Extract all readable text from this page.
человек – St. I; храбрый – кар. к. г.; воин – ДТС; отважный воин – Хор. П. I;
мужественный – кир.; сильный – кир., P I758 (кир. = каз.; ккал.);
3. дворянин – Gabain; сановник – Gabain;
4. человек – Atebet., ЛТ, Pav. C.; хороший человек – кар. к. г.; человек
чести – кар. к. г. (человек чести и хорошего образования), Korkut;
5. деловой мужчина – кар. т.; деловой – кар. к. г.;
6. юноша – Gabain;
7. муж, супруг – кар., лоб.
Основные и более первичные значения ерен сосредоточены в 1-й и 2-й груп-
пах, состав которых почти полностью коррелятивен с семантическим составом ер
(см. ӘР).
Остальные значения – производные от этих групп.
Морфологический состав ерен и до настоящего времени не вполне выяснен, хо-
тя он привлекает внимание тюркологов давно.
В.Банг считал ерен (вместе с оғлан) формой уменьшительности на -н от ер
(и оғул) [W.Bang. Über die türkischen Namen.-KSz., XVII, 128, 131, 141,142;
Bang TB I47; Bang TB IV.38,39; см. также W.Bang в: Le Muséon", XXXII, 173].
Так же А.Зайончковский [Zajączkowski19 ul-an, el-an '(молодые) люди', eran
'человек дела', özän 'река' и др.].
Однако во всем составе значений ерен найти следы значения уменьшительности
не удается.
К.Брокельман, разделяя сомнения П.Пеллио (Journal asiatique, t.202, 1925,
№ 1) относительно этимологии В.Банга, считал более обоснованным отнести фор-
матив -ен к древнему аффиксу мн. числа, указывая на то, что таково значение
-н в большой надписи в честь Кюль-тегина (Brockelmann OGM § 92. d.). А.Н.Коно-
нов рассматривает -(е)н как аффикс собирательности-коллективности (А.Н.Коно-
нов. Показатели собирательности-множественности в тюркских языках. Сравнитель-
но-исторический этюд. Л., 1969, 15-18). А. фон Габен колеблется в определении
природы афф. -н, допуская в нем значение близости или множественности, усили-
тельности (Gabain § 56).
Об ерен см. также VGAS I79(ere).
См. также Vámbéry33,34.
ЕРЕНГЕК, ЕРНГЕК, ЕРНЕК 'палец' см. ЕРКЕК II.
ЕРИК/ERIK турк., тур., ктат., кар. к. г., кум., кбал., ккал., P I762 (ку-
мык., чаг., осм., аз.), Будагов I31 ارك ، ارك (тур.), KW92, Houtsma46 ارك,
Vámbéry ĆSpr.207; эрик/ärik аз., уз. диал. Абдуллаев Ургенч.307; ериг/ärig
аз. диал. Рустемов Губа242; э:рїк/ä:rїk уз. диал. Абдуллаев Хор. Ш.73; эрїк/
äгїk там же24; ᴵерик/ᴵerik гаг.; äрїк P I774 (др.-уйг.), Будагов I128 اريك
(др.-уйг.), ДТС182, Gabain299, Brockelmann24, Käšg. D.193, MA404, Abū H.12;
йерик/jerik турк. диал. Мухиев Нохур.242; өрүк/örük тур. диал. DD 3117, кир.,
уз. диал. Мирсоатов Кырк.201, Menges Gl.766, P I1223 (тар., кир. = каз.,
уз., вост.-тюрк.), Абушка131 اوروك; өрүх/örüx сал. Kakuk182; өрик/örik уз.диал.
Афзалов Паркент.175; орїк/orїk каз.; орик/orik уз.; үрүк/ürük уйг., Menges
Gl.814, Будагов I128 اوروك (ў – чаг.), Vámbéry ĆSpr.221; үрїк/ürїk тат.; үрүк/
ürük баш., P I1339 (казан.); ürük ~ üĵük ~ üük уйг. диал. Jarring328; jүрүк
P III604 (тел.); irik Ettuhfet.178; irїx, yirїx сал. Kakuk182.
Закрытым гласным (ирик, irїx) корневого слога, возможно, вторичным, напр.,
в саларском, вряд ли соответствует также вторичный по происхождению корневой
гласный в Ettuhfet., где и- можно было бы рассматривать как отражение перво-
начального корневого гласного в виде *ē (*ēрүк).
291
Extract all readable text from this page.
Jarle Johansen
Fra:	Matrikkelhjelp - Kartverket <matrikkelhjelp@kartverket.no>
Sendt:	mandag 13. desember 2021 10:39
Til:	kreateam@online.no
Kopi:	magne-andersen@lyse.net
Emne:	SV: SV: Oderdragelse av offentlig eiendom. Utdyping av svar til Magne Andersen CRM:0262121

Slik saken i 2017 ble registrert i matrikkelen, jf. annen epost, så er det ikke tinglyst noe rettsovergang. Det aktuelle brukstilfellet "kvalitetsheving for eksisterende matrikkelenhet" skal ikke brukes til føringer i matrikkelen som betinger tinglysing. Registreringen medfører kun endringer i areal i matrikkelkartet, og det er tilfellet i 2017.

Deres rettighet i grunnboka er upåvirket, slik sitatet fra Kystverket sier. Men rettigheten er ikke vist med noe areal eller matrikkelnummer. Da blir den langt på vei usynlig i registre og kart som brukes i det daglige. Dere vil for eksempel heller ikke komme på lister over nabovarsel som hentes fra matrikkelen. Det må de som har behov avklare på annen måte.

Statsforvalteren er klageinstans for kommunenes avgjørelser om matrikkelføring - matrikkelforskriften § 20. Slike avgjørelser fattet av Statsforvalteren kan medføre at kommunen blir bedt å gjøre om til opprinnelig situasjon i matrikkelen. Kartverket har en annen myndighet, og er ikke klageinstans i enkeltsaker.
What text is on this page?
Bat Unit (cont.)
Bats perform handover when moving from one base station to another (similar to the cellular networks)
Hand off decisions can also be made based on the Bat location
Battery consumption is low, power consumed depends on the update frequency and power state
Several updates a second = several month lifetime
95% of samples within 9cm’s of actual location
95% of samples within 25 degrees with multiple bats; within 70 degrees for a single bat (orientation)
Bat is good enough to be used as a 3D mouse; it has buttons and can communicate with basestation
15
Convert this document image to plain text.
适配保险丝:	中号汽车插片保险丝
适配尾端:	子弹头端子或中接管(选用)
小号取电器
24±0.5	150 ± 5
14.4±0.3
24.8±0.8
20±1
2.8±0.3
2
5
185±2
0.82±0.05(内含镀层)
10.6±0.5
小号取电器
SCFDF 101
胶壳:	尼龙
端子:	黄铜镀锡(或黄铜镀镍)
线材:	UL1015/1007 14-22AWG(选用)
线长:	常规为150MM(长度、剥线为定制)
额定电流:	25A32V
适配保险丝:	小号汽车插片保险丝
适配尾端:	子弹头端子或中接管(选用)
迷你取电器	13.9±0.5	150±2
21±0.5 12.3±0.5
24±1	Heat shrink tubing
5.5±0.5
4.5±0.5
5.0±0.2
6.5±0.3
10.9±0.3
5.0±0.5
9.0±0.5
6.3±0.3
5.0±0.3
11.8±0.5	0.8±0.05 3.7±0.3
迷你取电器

DIRECTIONS FOR THIS TASK: In the listing above, locate each line with "уменьшительности" and copy it.

ANSWER TO THE TASK:
В.Банг считал ерен (вместе с оғлан) формой уменьшительности на -н от ер
Однако во всем составе значений ерен найти следы значения уменьшительности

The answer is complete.